▸ **PROBLEM REQUIREMENTS**:
Where a line of the material contains the string "text", copy that line.

[Stored records]
>> START
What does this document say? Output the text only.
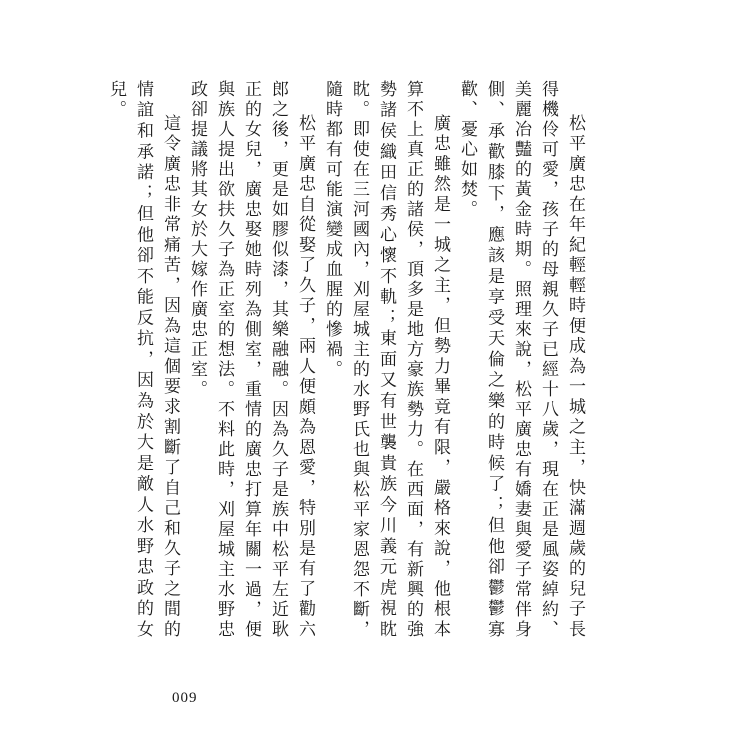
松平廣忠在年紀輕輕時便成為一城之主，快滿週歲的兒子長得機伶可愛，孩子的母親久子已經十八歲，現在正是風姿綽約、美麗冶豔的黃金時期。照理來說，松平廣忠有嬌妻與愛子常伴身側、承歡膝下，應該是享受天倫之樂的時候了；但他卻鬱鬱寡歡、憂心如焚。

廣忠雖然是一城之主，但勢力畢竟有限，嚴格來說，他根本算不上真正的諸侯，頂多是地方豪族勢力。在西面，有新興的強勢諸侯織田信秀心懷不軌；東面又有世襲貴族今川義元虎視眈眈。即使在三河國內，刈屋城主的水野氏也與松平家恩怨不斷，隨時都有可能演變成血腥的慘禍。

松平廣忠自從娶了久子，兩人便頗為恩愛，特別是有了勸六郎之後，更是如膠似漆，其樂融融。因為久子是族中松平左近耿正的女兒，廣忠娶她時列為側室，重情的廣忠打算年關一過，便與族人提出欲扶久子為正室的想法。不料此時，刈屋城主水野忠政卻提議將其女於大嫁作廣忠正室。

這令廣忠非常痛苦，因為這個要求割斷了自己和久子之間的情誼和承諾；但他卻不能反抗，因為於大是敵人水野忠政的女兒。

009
>> END
>> START
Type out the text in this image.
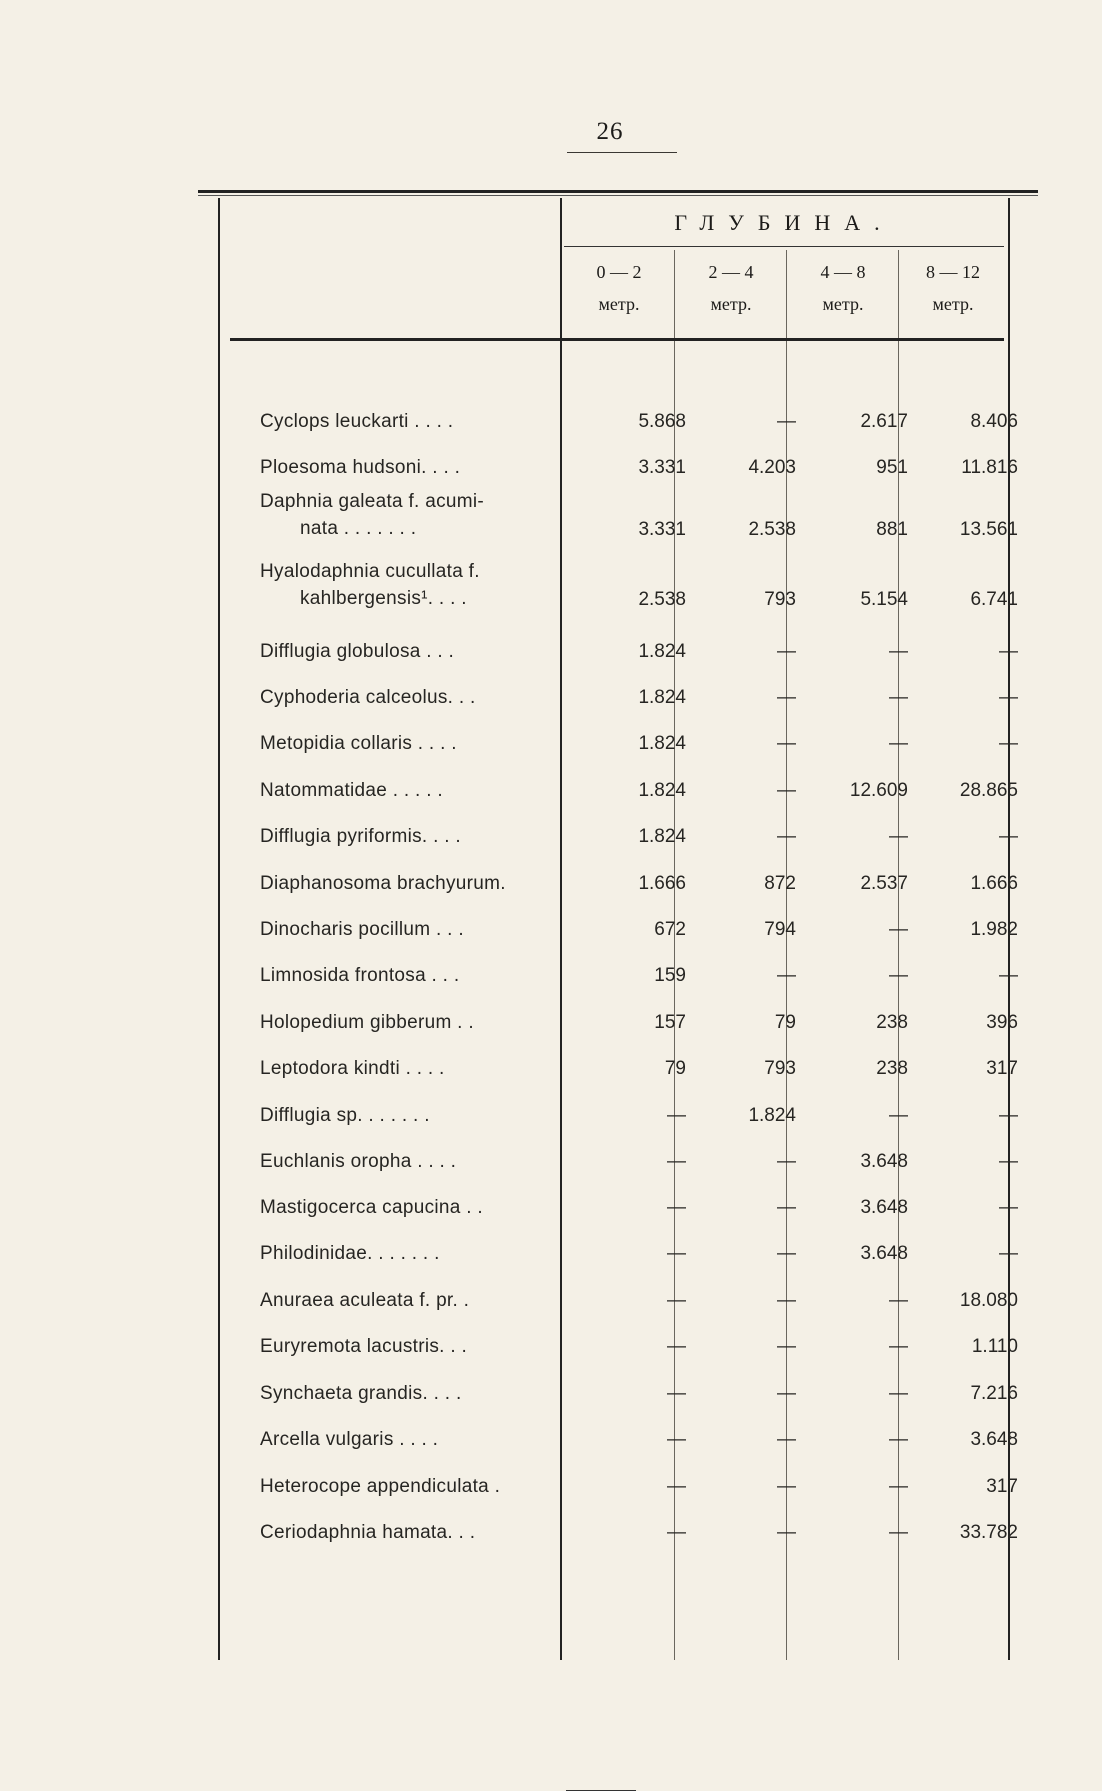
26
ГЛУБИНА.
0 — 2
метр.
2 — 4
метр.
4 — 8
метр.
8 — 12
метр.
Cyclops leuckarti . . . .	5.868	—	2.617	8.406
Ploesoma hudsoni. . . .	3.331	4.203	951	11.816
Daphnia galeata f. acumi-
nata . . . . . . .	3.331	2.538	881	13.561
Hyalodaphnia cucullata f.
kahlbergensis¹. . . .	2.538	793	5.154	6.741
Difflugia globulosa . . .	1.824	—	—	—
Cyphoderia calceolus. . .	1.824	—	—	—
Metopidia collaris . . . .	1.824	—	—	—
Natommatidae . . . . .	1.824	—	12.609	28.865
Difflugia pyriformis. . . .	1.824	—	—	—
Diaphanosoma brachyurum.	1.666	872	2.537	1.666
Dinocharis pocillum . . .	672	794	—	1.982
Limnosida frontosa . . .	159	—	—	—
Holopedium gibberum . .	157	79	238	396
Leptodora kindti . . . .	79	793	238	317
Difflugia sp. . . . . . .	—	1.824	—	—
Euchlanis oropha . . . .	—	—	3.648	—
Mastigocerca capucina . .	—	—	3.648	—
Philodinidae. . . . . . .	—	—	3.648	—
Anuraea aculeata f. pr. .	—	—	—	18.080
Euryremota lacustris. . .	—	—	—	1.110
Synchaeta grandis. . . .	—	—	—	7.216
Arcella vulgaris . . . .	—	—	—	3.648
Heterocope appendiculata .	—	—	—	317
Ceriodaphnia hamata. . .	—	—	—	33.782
>> END
▸ **WRITTEN SOLUTION**:
What does this document say? Output the text only.
Type out the text in this image.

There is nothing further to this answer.